* [WHAT IS NEEDED]: Provide only the number of lines in the listing that contain the string "used".

Saved entries:
● ● ●
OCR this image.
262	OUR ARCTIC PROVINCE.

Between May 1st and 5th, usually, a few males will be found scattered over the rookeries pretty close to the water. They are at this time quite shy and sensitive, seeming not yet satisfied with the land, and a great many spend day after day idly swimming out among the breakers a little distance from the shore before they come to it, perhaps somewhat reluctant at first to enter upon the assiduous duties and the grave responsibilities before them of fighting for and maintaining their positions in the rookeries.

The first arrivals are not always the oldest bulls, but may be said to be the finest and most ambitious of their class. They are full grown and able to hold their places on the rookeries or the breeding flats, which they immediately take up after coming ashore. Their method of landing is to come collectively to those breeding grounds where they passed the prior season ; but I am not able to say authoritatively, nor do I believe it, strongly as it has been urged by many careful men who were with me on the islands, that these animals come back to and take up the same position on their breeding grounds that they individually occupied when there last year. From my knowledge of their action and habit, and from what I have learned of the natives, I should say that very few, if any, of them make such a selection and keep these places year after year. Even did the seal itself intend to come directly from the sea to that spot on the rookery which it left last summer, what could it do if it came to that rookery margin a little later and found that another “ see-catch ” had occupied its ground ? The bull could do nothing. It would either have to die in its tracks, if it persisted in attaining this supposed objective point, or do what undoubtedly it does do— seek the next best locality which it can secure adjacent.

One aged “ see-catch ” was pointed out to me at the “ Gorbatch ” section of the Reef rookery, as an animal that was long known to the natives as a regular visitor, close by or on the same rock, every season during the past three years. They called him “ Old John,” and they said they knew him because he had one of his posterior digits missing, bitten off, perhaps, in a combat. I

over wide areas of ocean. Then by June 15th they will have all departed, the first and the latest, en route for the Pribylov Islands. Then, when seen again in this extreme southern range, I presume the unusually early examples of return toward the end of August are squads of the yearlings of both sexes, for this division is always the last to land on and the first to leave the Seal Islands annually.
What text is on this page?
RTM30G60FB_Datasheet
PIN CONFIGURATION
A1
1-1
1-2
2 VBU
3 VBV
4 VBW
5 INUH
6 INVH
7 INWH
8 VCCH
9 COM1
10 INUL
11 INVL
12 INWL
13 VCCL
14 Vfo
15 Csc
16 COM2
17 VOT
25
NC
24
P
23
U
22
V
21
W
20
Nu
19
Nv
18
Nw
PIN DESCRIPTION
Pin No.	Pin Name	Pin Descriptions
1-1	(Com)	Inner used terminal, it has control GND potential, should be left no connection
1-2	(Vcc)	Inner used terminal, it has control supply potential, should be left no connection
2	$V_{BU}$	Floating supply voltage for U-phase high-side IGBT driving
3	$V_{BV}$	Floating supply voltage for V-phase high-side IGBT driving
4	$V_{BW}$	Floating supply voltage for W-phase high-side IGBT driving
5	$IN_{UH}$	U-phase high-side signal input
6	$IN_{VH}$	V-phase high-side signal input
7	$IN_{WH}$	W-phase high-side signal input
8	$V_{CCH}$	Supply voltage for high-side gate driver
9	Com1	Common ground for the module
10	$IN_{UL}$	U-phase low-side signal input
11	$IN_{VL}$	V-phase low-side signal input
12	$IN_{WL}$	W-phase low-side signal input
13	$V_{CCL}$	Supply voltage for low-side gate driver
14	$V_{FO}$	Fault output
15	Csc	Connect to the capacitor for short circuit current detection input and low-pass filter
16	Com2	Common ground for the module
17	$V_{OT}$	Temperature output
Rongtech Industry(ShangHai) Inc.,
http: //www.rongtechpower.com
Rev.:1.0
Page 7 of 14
● ● ●
* [CORRECT ANSWER]: 2